WHAT YOU HAVE TO DO:
Drop the pictures from the entries below, then reproduce the rest exactly.

DATA FOR THIS EXERCISE:

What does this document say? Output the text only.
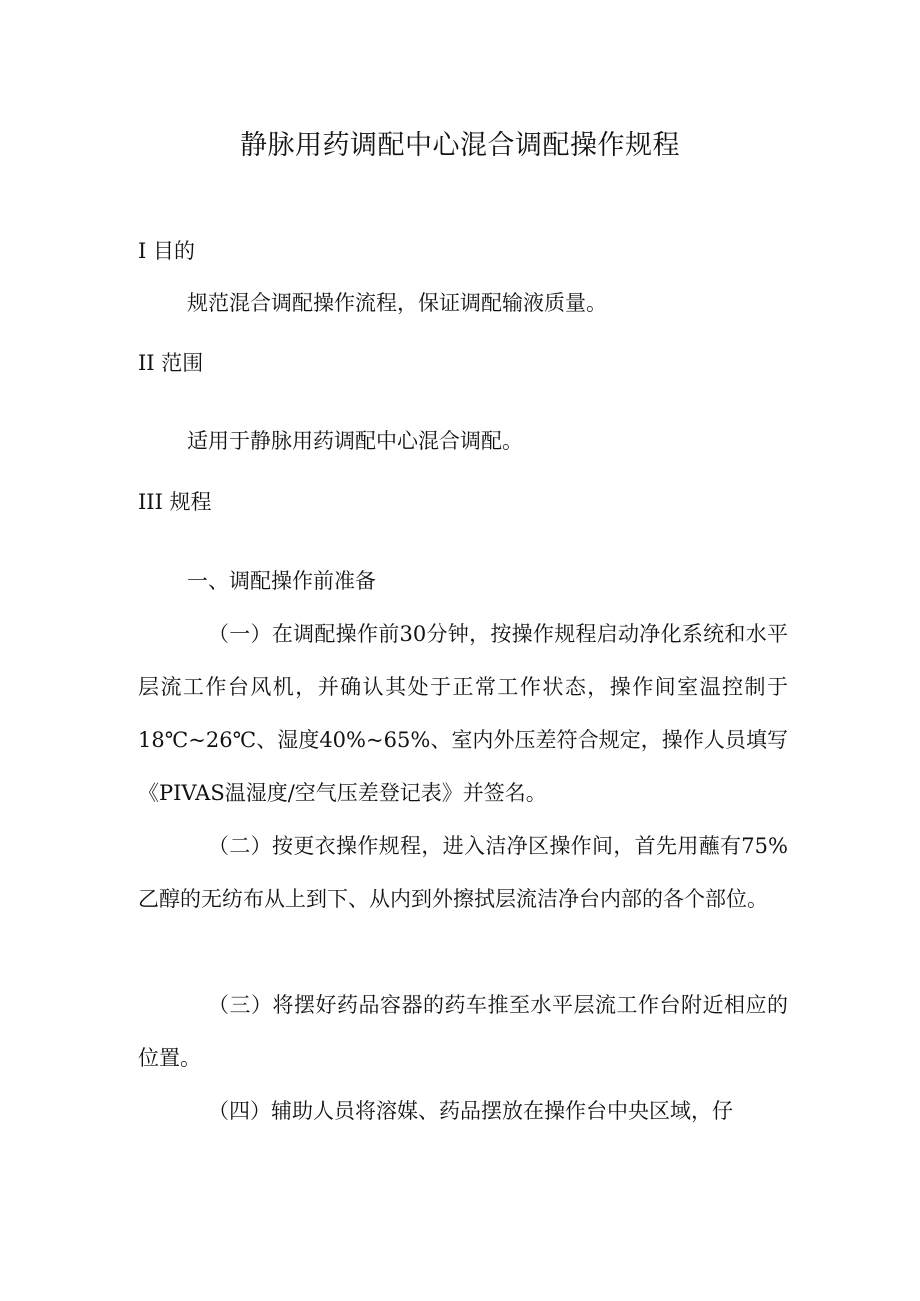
静脉用药调配中心混合调配操作规程
I 目的

规范混合调配操作流程，保证调配输液质量。

II 范围

适用于静脉用药调配中心混合调配。

III 规程

一、调配操作前准备

（一）在调配操作前30分钟，按操作规程启动净化系统和水平层流工作台风机，并确认其处于正常工作状态，操作间室温控制于18℃~26℃、湿度40%~65%、室内外压差符合规定，操作人员填写《PIVAS温湿度/空气压差登记表》并签名。

（二）按更衣操作规程，进入洁净区操作间，首先用蘸有75%乙醇的无纺布从上到下、从内到外擦拭层流洁净台内部的各个部位。

（三）将摆好药品容器的药车推至水平层流工作台附近相应的位置。

（四）辅助人员将溶媒、药品摆放在操作台中央区域，仔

TASK RESULT:
What does this document say? Output the text only.
静脉用药调配中心混合调配操作规程
I 目的

规范混合调配操作流程，保证调配输液质量。

II 范围

适用于静脉用药调配中心混合调配。

III 规程

一、调配操作前准备

（一）在调配操作前30分钟，按操作规程启动净化系统和水平层流工作台风机，并确认其处于正常工作状态，操作间室温控制于18℃~26℃、湿度40%~65%、室内外压差符合规定，操作人员填写《PIVAS温湿度/空气压差登记表》并签名。

（二）按更衣操作规程，进入洁净区操作间，首先用蘸有75%乙醇的无纺布从上到下、从内到外擦拭层流洁净台内部的各个部位。

（三）将摆好药品容器的药车推至水平层流工作台附近相应的位置。

（四）辅助人员将溶媒、药品摆放在操作台中央区域，仔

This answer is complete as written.